Exercise objective:
Filter this material down to the lines that hold "label", copying each one.
────────────────────
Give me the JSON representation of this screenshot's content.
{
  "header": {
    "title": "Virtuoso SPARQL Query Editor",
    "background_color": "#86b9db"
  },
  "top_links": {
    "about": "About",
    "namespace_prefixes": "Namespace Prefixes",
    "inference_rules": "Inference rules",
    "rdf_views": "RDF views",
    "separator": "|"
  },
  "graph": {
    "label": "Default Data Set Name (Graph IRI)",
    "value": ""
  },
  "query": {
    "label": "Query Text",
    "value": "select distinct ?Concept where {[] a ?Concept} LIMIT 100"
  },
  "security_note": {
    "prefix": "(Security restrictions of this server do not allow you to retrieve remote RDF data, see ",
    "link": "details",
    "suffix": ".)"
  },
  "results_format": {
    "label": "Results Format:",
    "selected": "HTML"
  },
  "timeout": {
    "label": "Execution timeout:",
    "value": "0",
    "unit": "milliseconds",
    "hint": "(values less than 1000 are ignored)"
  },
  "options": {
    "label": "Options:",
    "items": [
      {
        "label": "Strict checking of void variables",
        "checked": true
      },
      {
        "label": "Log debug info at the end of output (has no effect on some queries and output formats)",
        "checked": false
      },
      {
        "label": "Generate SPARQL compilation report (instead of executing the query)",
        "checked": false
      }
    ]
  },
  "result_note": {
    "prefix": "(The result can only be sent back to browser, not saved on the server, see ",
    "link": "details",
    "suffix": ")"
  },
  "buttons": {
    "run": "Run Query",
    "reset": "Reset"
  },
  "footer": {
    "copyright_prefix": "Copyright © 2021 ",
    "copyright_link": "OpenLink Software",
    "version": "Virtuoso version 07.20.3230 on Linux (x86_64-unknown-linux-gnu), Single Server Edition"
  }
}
────────────────────
Correct result:
    "label": "Default Data Set Name (Graph IRI)",
    "label": "Query Text",
    "label": "Results Format:",
    "label": "Execution timeout:",
    "label": "Options:",
        "label": "Strict checking of void variables",
        "label": "Log debug info at the end of output (has no effect on some queries and output formats)",
        "label": "Generate SPARQL compilation report (instead of executing the query)",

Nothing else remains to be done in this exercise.